-- Job --
Each entry below is to be printed verbatim.

-- Supplied entries --
|---|
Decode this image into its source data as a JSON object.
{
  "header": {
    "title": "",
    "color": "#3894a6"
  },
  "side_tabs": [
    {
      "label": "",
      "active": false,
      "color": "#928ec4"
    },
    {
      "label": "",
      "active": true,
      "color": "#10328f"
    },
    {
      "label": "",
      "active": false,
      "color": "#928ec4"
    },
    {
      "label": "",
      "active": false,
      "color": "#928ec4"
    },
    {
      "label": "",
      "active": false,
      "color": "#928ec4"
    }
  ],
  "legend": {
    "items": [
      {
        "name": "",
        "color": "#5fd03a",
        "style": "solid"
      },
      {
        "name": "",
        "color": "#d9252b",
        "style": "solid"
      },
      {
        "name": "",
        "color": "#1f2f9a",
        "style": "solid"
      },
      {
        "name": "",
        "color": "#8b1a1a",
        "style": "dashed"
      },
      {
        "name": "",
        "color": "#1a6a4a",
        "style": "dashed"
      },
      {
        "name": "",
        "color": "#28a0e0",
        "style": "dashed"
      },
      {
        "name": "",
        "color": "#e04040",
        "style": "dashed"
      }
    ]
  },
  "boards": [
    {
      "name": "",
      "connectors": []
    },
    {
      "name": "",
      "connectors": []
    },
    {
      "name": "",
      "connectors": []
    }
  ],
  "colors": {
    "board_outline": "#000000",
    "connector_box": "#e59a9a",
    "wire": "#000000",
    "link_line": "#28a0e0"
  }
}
|---|
-- Solution for this exercise --
Decode this image into its source data as a JSON object.
{
  "header": {
    "title": "",
    "color": "#3894a6"
  },
  "side_tabs": [
    {
      "label": "",
      "active": false,
      "color": "#928ec4"
    },
    {
      "label": "",
      "active": true,
      "color": "#10328f"
    },
    {
      "label": "",
      "active": false,
      "color": "#928ec4"
    },
    {
      "label": "",
      "active": false,
      "color": "#928ec4"
    },
    {
      "label": "",
      "active": false,
      "color": "#928ec4"
    }
  ],
  "legend": {
    "items": [
      {
        "name": "",
        "color": "#5fd03a",
        "style": "solid"
      },
      {
        "name": "",
        "color": "#d9252b",
        "style": "solid"
      },
      {
        "name": "",
        "color": "#1f2f9a",
        "style": "solid"
      },
      {
        "name": "",
        "color": "#8b1a1a",
        "style": "dashed"
      },
      {
        "name": "",
        "color": "#1a6a4a",
        "style": "dashed"
      },
      {
        "name": "",
        "color": "#28a0e0",
        "style": "dashed"
      },
      {
        "name": "",
        "color": "#e04040",
        "style": "dashed"
      }
    ]
  },
  "boards": [
    {
      "name": "",
      "connectors": []
    },
    {
      "name": "",
      "connectors": []
    },
    {
      "name": "",
      "connectors": []
    }
  ],
  "colors": {
    "board_outline": "#000000",
    "connector_box": "#e59a9a",
    "wire": "#000000",
    "link_line": "#28a0e0"
  }
}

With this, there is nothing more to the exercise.